### INPUT RECORDS
..........
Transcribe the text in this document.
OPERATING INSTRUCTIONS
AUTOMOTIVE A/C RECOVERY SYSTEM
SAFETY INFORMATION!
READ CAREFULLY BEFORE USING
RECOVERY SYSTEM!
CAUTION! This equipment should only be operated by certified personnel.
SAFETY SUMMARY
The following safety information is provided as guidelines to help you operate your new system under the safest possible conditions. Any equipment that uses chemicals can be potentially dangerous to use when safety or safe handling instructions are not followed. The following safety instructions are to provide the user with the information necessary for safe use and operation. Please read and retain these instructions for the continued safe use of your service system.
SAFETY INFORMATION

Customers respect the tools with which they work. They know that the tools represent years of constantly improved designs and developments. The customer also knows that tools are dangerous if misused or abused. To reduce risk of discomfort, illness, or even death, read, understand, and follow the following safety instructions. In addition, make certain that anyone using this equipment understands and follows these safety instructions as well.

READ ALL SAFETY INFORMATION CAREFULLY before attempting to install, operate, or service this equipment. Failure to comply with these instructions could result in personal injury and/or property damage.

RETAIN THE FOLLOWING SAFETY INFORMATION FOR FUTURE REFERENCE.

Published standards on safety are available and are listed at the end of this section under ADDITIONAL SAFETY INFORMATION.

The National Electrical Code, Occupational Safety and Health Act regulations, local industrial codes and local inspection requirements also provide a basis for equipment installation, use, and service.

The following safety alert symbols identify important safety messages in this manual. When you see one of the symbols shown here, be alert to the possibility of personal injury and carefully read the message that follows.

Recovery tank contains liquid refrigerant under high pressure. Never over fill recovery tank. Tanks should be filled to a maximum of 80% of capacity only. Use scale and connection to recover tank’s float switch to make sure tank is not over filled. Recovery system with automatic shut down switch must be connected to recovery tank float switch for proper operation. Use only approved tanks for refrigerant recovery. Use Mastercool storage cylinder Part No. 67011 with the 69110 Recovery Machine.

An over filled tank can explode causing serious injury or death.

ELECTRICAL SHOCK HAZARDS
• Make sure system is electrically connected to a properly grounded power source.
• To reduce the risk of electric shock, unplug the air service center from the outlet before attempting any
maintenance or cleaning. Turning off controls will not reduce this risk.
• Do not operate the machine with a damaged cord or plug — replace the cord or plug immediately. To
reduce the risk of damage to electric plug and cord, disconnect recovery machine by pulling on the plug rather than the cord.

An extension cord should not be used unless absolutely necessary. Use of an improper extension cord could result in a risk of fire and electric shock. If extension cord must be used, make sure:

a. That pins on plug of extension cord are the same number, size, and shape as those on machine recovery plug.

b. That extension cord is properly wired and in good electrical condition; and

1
..........
### WHAT THE EXERCISE ASKS
Reproduce each record exactly as it appears.

### RESULT OF THE TASK
Transcribe the text in this document.
OPERATING INSTRUCTIONS
AUTOMOTIVE A/C RECOVERY SYSTEM
SAFETY INFORMATION!
READ CAREFULLY BEFORE USING
RECOVERY SYSTEM!
CAUTION! This equipment should only be operated by certified personnel.
SAFETY SUMMARY
The following safety information is provided as guidelines to help you operate your new system under the safest possible conditions. Any equipment that uses chemicals can be potentially dangerous to use when safety or safe handling instructions are not followed. The following safety instructions are to provide the user with the information necessary for safe use and operation. Please read and retain these instructions for the continued safe use of your service system.
SAFETY INFORMATION

Customers respect the tools with which they work. They know that the tools represent years of constantly improved designs and developments. The customer also knows that tools are dangerous if misused or abused. To reduce risk of discomfort, illness, or even death, read, understand, and follow the following safety instructions. In addition, make certain that anyone using this equipment understands and follows these safety instructions as well.

READ ALL SAFETY INFORMATION CAREFULLY before attempting to install, operate, or service this equipment. Failure to comply with these instructions could result in personal injury and/or property damage.

RETAIN THE FOLLOWING SAFETY INFORMATION FOR FUTURE REFERENCE.

Published standards on safety are available and are listed at the end of this section under ADDITIONAL SAFETY INFORMATION.

The National Electrical Code, Occupational Safety and Health Act regulations, local industrial codes and local inspection requirements also provide a basis for equipment installation, use, and service.

The following safety alert symbols identify important safety messages in this manual. When you see one of the symbols shown here, be alert to the possibility of personal injury and carefully read the message that follows.

Recovery tank contains liquid refrigerant under high pressure. Never over fill recovery tank. Tanks should be filled to a maximum of 80% of capacity only. Use scale and connection to recover tank’s float switch to make sure tank is not over filled. Recovery system with automatic shut down switch must be connected to recovery tank float switch for proper operation. Use only approved tanks for refrigerant recovery. Use Mastercool storage cylinder Part No. 67011 with the 69110 Recovery Machine.

An over filled tank can explode causing serious injury or death.

ELECTRICAL SHOCK HAZARDS
• Make sure system is electrically connected to a properly grounded power source.
• To reduce the risk of electric shock, unplug the air service center from the outlet before attempting any
maintenance or cleaning. Turning off controls will not reduce this risk.
• Do not operate the machine with a damaged cord or plug — replace the cord or plug immediately. To
reduce the risk of damage to electric plug and cord, disconnect recovery machine by pulling on the plug rather than the cord.

An extension cord should not be used unless absolutely necessary. Use of an improper extension cord could result in a risk of fire and electric shock. If extension cord must be used, make sure:

a. That pins on plug of extension cord are the same number, size, and shape as those on machine recovery plug.

b. That extension cord is properly wired and in good electrical condition; and

1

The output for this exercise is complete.